_What to produce_
List, from the lines below, each one with "ASSETS" in it.

_Provided entries_
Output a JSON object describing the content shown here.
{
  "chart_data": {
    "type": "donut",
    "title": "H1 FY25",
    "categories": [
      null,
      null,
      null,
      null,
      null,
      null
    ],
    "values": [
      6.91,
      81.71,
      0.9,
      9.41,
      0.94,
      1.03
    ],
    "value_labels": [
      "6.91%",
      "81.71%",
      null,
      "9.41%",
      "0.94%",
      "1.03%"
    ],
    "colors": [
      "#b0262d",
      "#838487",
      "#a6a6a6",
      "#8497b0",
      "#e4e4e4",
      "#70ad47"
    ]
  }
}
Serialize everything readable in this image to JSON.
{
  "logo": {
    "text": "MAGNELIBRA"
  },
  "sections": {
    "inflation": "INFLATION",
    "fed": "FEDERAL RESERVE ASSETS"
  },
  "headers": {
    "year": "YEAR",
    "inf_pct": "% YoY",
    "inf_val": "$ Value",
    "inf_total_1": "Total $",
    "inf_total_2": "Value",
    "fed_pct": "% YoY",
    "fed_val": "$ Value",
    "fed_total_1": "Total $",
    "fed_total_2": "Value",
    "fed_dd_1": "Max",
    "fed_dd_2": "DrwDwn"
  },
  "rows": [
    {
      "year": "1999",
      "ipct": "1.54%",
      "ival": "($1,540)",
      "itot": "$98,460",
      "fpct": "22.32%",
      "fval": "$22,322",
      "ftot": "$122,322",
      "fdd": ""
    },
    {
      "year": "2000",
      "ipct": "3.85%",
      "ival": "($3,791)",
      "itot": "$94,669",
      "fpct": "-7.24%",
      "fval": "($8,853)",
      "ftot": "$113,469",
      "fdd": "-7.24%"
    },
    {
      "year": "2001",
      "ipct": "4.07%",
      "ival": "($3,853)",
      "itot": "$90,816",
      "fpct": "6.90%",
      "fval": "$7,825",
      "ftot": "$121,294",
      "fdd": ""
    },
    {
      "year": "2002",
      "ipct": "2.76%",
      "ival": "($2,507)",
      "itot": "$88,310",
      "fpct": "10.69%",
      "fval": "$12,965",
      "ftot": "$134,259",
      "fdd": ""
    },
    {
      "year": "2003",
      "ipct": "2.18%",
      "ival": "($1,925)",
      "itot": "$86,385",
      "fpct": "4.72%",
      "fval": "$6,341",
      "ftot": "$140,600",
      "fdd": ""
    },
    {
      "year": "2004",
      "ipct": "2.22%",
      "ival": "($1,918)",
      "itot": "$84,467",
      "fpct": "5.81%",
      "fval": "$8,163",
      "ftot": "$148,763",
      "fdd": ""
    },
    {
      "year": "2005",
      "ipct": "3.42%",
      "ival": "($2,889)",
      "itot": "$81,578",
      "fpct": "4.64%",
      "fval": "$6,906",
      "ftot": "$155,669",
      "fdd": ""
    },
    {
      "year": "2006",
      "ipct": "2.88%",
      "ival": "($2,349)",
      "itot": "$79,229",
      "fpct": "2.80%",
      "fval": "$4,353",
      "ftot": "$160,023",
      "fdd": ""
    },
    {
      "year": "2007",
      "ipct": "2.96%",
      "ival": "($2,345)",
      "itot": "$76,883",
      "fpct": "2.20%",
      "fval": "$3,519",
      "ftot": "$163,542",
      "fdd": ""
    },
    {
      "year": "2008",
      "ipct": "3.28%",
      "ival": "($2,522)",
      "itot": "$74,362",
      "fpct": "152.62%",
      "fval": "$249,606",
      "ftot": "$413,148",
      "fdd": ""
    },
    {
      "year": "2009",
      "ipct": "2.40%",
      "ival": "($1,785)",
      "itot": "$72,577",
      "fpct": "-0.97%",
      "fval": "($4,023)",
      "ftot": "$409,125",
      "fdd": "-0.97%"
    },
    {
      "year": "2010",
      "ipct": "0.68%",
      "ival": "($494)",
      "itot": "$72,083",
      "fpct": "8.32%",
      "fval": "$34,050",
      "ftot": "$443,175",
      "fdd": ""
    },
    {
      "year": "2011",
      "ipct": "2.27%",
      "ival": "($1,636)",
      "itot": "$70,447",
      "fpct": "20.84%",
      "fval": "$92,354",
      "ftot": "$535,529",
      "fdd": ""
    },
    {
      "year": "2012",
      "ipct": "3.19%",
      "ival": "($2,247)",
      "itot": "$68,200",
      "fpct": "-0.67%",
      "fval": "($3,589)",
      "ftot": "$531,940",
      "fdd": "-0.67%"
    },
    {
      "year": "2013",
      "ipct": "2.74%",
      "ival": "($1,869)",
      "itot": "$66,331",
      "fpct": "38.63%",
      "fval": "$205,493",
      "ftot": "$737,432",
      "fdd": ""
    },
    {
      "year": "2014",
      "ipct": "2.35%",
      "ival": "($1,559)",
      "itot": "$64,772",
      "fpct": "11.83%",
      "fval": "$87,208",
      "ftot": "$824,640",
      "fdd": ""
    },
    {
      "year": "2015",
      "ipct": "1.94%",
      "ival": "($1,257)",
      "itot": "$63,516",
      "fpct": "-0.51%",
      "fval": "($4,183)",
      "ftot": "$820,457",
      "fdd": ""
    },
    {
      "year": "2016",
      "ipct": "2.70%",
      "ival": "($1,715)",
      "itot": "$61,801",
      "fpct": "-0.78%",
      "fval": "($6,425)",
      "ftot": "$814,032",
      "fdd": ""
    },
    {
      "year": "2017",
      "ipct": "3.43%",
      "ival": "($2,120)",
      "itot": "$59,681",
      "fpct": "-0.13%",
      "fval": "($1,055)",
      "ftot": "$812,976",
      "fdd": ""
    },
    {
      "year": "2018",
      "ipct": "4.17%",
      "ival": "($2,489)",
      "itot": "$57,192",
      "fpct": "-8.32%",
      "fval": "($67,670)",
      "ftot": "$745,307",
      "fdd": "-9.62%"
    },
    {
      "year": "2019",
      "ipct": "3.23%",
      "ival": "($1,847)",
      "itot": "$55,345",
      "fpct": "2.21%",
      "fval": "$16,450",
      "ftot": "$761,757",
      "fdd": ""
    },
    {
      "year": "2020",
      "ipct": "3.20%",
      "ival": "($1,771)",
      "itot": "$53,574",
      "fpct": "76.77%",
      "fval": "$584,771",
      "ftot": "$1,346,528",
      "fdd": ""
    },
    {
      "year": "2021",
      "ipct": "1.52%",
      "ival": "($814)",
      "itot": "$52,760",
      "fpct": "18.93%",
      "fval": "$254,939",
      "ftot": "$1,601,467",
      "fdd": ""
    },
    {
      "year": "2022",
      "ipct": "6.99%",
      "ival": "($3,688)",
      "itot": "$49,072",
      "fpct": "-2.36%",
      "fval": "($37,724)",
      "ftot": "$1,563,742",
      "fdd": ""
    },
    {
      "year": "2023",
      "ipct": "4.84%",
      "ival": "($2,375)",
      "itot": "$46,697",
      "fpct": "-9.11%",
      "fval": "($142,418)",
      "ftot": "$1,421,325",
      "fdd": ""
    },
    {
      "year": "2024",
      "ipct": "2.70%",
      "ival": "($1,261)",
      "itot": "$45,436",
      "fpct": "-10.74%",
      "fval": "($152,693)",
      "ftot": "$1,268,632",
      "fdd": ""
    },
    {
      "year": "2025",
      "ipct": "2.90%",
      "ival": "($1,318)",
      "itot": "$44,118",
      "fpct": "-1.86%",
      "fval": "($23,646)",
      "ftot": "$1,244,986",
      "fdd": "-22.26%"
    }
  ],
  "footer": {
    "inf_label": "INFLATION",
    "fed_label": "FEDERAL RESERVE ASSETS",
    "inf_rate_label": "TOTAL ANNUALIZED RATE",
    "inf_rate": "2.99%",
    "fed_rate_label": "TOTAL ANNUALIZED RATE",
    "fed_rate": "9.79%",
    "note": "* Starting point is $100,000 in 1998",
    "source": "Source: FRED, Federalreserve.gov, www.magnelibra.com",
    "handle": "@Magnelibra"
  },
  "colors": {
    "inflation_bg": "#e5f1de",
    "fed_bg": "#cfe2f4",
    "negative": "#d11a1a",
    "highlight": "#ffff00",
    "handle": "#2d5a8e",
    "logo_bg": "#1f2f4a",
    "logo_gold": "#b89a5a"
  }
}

_Written solution_
    "fed": "FEDERAL RESERVE ASSETS"
    "fed_label": "FEDERAL RESERVE ASSETS",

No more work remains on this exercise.